(Extracted data entries)
**********

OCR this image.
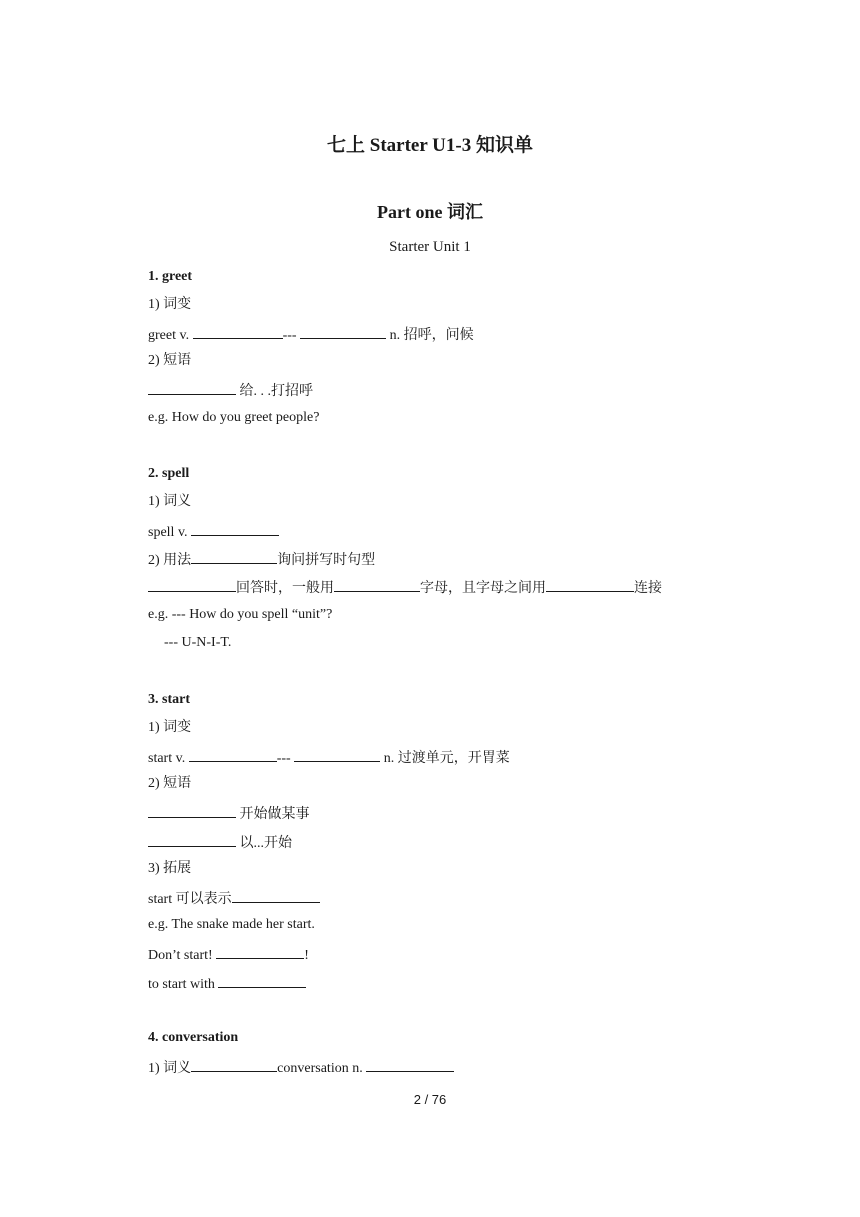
七上 Starter U1-3 知识单
Part one 词汇
Starter Unit 1
1. greet
1) 词变
greet v.	---	n. 招呼，问候
2) 短语
给. . .打招呼
e.g. How do you greet people?
2. spell
1) 词义
spell v.
2) 用法	询问拼写时句型
回答时，一般用	字母，且字母之间用	连接
e.g. --- How do you spell “unit”?
--- U-N-I-T.
3. start
1) 词变
start v.	---	n. 过渡单元，开胃菜
2) 短语
开始做某事
以...开始
3) 拓展
start 可以表示
e.g. The snake made her start.
Don’t start!	!
to start with
4. conversation
1) 词义	conversation n.
2 / 76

**********

- SHORT TASK
Give the count of lines in the listing that hold the word "spell", with no other text.

- SOLUTION TO THIS TASK
3